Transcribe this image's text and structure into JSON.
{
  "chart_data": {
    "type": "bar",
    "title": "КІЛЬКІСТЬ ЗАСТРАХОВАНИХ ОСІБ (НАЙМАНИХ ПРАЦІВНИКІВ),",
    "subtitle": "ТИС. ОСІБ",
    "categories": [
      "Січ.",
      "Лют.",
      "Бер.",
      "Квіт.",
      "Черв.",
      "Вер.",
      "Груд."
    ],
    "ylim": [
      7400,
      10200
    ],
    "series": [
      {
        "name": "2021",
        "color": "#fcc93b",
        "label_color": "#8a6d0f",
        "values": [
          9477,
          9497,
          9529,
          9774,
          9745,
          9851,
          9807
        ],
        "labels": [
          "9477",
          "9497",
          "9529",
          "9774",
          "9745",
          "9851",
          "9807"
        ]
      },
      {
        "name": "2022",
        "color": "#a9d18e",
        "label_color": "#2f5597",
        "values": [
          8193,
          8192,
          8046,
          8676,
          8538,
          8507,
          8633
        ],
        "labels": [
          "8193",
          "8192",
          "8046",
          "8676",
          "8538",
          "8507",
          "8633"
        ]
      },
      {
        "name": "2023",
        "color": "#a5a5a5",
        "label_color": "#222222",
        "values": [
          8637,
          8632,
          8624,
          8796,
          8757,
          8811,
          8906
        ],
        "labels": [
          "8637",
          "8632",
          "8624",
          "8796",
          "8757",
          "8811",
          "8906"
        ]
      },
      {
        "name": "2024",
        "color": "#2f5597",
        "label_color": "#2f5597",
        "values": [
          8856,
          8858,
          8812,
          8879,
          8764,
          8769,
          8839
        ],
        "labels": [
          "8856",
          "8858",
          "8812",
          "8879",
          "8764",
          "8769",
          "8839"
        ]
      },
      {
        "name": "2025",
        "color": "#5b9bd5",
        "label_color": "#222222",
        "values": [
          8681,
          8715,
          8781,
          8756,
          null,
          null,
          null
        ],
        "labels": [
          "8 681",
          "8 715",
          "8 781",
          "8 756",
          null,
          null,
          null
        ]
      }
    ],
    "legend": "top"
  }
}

= = = = =

▸ **THE REQUEST**:
Give all of the entries again, word for word.

▸ **ANSWER TO THE EXERCISE**:
Transcribe this image's text and structure into JSON.
{
  "chart_data": {
    "type": "bar",
    "title": "КІЛЬКІСТЬ ЗАСТРАХОВАНИХ ОСІБ (НАЙМАНИХ ПРАЦІВНИКІВ),",
    "subtitle": "ТИС. ОСІБ",
    "categories": [
      "Січ.",
      "Лют.",
      "Бер.",
      "Квіт.",
      "Черв.",
      "Вер.",
      "Груд."
    ],
    "ylim": [
      7400,
      10200
    ],
    "series": [
      {
        "name": "2021",
        "color": "#fcc93b",
        "label_color": "#8a6d0f",
        "values": [
          9477,
          9497,
          9529,
          9774,
          9745,
          9851,
          9807
        ],
        "labels": [
          "9477",
          "9497",
          "9529",
          "9774",
          "9745",
          "9851",
          "9807"
        ]
      },
      {
        "name": "2022",
        "color": "#a9d18e",
        "label_color": "#2f5597",
        "values": [
          8193,
          8192,
          8046,
          8676,
          8538,
          8507,
          8633
        ],
        "labels": [
          "8193",
          "8192",
          "8046",
          "8676",
          "8538",
          "8507",
          "8633"
        ]
      },
      {
        "name": "2023",
        "color": "#a5a5a5",
        "label_color": "#222222",
        "values": [
          8637,
          8632,
          8624,
          8796,
          8757,
          8811,
          8906
        ],
        "labels": [
          "8637",
          "8632",
          "8624",
          "8796",
          "8757",
          "8811",
          "8906"
        ]
      },
      {
        "name": "2024",
        "color": "#2f5597",
        "label_color": "#2f5597",
        "values": [
          8856,
          8858,
          8812,
          8879,
          8764,
          8769,
          8839
        ],
        "labels": [
          "8856",
          "8858",
          "8812",
          "8879",
          "8764",
          "8769",
          "8839"
        ]
      },
      {
        "name": "2025",
        "color": "#5b9bd5",
        "label_color": "#222222",
        "values": [
          8681,
          8715,
          8781,
          8756,
          null,
          null,
          null
        ],
        "labels": [
          "8 681",
          "8 715",
          "8 781",
          "8 756",
          null,
          null,
          null
        ]
      }
    ],
    "legend": "top"
  }
}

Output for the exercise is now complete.